(Dataset excerpts)
• • • • •

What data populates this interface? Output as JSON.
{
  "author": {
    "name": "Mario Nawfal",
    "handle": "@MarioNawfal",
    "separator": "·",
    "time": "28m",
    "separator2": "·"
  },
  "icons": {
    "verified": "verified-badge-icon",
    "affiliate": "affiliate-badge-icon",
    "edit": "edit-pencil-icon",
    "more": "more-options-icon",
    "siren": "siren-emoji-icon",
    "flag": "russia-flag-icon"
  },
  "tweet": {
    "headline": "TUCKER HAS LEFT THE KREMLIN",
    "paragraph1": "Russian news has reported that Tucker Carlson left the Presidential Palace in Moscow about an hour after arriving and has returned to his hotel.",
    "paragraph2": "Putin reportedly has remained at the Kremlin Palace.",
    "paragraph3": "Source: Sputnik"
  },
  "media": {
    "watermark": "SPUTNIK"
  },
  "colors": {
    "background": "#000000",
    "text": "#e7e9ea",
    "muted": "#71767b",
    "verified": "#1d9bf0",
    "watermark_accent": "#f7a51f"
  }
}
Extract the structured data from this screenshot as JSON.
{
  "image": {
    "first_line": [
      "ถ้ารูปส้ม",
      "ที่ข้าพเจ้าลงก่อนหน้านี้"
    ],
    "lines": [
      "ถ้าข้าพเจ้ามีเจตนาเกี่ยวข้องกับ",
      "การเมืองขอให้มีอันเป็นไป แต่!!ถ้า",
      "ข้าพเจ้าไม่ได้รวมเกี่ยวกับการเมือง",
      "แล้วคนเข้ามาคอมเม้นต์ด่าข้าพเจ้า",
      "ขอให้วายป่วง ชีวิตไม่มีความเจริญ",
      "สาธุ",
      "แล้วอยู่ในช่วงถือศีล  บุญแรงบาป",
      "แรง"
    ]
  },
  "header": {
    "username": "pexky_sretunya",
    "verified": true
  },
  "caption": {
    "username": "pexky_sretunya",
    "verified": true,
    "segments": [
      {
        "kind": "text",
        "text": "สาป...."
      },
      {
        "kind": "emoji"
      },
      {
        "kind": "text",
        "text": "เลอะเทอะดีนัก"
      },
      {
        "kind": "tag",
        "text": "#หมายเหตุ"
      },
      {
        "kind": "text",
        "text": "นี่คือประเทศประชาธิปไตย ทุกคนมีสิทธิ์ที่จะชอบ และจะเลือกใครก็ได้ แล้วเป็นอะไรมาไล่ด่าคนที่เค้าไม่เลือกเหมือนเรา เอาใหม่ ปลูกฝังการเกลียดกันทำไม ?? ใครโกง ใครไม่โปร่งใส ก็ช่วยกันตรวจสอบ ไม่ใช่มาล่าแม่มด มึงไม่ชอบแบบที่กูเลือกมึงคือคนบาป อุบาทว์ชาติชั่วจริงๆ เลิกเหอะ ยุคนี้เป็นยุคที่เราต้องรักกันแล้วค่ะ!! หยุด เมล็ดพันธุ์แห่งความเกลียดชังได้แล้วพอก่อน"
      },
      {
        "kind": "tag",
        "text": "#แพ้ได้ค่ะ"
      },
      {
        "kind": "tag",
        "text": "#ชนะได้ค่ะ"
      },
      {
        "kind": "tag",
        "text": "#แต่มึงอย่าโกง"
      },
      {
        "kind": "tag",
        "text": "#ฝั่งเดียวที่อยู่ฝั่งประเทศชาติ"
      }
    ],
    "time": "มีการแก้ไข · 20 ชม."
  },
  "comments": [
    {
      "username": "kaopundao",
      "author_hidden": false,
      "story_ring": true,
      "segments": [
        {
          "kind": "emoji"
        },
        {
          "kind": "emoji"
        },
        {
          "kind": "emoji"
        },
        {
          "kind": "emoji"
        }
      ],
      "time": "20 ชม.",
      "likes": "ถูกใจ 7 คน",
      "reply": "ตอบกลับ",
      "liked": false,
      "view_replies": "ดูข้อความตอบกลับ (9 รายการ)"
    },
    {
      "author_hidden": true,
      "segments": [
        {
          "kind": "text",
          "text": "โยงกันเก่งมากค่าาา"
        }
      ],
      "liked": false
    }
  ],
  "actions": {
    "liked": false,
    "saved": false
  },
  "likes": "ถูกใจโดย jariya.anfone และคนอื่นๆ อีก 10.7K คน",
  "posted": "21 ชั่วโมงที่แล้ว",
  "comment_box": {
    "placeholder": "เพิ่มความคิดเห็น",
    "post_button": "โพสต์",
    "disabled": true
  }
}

• • • • •

* _What you should do_
All lines that include "JSON" are to be gathered and copied.

* _Reply to the task_
What data populates this interface? Output as JSON.
Extract the structured data from this screenshot as JSON.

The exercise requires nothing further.